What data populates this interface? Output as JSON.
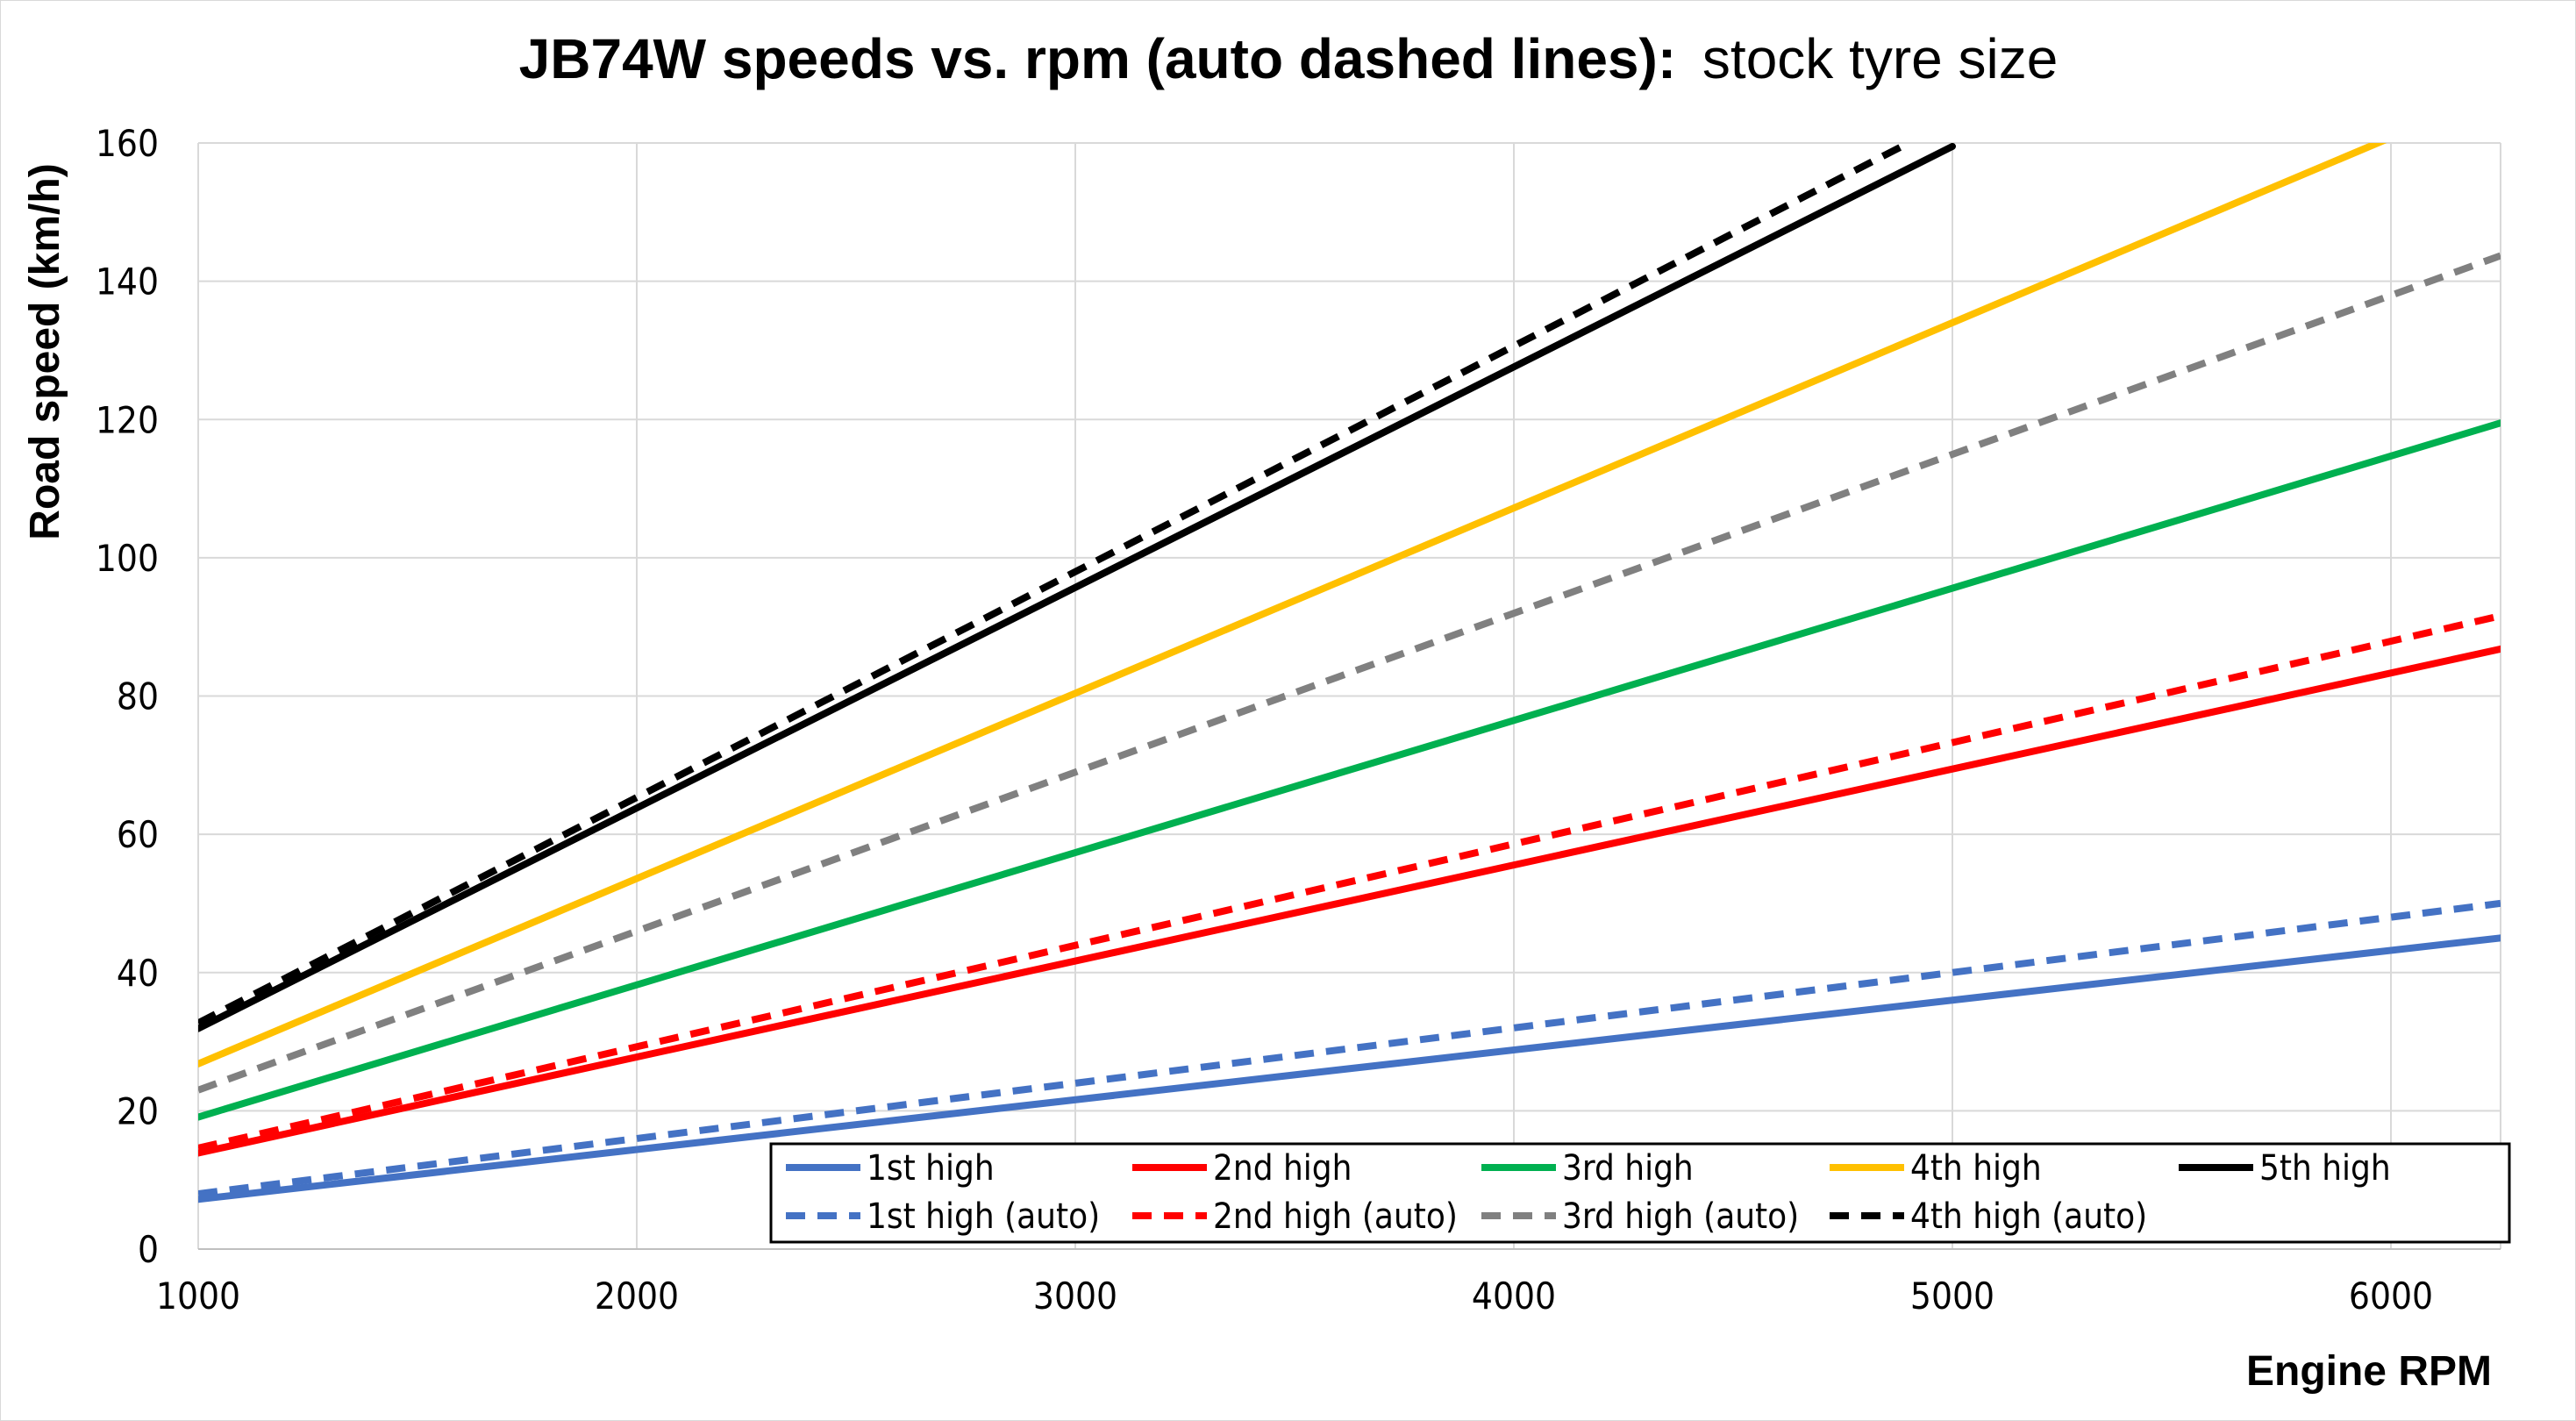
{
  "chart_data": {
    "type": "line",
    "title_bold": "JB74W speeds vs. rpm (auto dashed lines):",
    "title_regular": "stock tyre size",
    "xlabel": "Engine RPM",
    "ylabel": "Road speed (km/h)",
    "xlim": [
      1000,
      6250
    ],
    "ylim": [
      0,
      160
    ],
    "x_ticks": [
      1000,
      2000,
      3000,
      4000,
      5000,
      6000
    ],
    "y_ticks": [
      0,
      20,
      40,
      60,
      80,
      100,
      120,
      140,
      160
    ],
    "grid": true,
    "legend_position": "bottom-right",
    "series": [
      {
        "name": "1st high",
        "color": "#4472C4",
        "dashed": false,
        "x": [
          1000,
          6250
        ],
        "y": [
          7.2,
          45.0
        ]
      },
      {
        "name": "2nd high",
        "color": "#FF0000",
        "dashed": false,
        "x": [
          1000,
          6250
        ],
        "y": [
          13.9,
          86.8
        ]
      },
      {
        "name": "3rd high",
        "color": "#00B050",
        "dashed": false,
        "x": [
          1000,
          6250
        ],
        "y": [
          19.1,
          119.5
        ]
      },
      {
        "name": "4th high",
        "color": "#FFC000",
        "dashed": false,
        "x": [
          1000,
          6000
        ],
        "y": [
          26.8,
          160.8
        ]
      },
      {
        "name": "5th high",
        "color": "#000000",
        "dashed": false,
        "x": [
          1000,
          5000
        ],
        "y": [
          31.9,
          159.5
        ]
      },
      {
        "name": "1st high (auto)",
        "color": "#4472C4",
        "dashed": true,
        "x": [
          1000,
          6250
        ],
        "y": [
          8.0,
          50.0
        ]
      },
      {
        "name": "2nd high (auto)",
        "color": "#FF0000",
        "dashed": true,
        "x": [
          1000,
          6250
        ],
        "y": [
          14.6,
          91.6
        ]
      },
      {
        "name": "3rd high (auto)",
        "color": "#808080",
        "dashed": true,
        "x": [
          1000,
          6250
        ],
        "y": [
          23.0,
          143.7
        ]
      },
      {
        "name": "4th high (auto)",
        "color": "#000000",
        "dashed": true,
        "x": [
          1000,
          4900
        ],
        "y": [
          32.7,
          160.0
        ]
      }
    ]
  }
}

---+---

From the records given above, copy all lines containing "name".

> Answer to this exercise
        "name": "1st high",
        "name": "2nd high",
        "name": "3rd high",
        "name": "4th high",
        "name": "5th high",
        "name": "1st high (auto)",
        "name": "2nd high (auto)",
        "name": "3rd high (auto)",
        "name": "4th high (auto)",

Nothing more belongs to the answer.